#### Set problem
The material below should be written out in full and exactly; pictures stay out of the copy.

======== The data

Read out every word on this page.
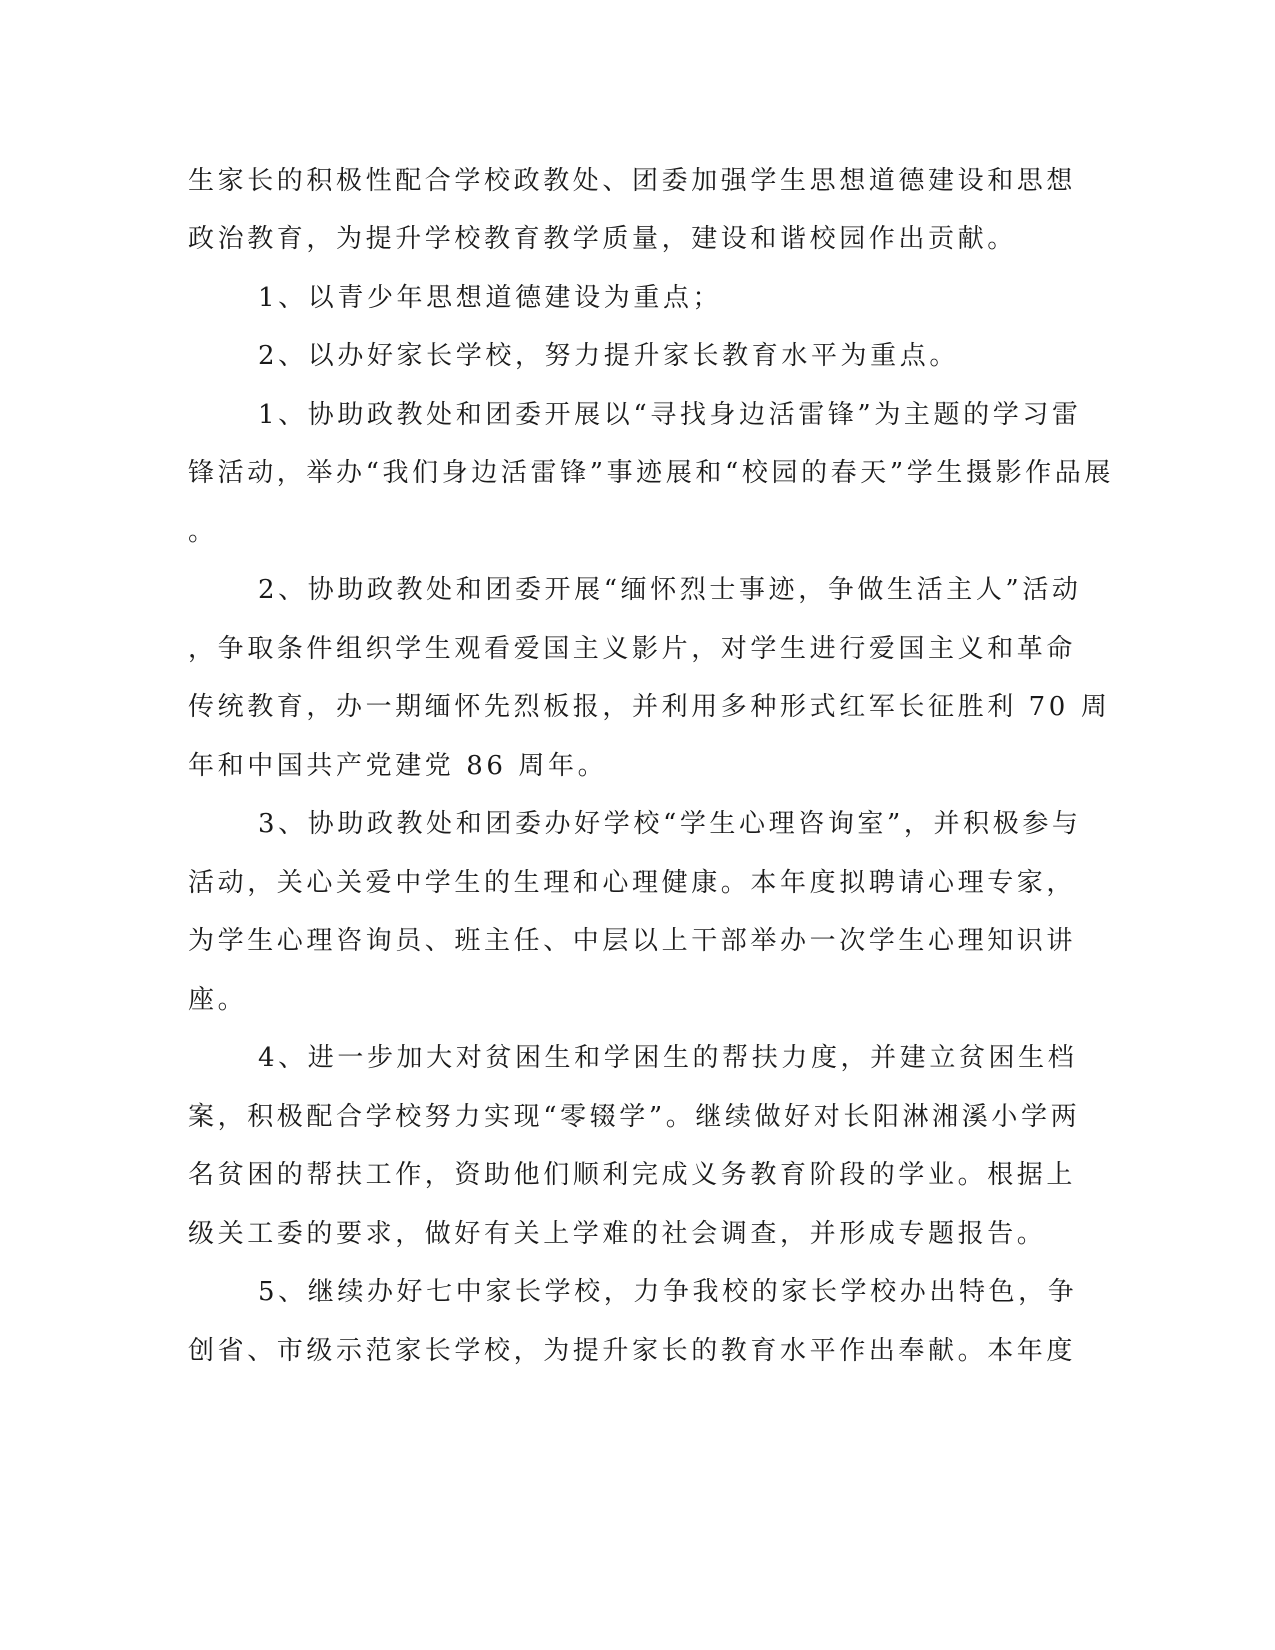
生家长的积极性配合学校政教处、团委加强学生思想道德建设和思想
政治教育，为提升学校教育教学质量，建设和谐校园作出贡献。
1、以青少年思想道德建设为重点；
2、以办好家长学校，努力提升家长教育水平为重点。
1、协助政教处和团委开展以“寻找身边活雷锋”为主题的学习雷
锋活动，举办“我们身边活雷锋”事迹展和“校园的春天”学生摄影作品展
。
2、协助政教处和团委开展“缅怀烈士事迹，争做生活主人”活动
，争取条件组织学生观看爱国主义影片，对学生进行爱国主义和革命
传统教育，办一期缅怀先烈板报，并利用多种形式红军长征胜利 70 周
年和中国共产党建党 86 周年。
3、协助政教处和团委办好学校“学生心理咨询室”，并积极参与
活动，关心关爱中学生的生理和心理健康。本年度拟聘请心理专家，
为学生心理咨询员、班主任、中层以上干部举办一次学生心理知识讲
座。
4、进一步加大对贫困生和学困生的帮扶力度，并建立贫困生档
案，积极配合学校努力实现“零辍学”。继续做好对长阳淋湘溪小学两
名贫困的帮扶工作，资助他们顺利完成义务教育阶段的学业。根据上
级关工委的要求，做好有关上学难的社会调查，并形成专题报告。
5、继续办好七中家长学校，力争我校的家长学校办出特色，争
创省、市级示范家长学校，为提升家长的教育水平作出奉献。本年度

================

#### Solution to this task
Read out every word on this page.
生家长的积极性配合学校政教处、团委加强学生思想道德建设和思想
政治教育，为提升学校教育教学质量，建设和谐校园作出贡献。
1、以青少年思想道德建设为重点；
2、以办好家长学校，努力提升家长教育水平为重点。
1、协助政教处和团委开展以“寻找身边活雷锋”为主题的学习雷
锋活动，举办“我们身边活雷锋”事迹展和“校园的春天”学生摄影作品展
。
2、协助政教处和团委开展“缅怀烈士事迹，争做生活主人”活动
，争取条件组织学生观看爱国主义影片，对学生进行爱国主义和革命
传统教育，办一期缅怀先烈板报，并利用多种形式红军长征胜利 70 周
年和中国共产党建党 86 周年。
3、协助政教处和团委办好学校“学生心理咨询室”，并积极参与
活动，关心关爱中学生的生理和心理健康。本年度拟聘请心理专家，
为学生心理咨询员、班主任、中层以上干部举办一次学生心理知识讲
座。
4、进一步加大对贫困生和学困生的帮扶力度，并建立贫困生档
案，积极配合学校努力实现“零辍学”。继续做好对长阳淋湘溪小学两
名贫困的帮扶工作，资助他们顺利完成义务教育阶段的学业。根据上
级关工委的要求，做好有关上学难的社会调查，并形成专题报告。
5、继续办好七中家长学校，力争我校的家长学校办出特色，争
创省、市级示范家长学校，为提升家长的教育水平作出奉献。本年度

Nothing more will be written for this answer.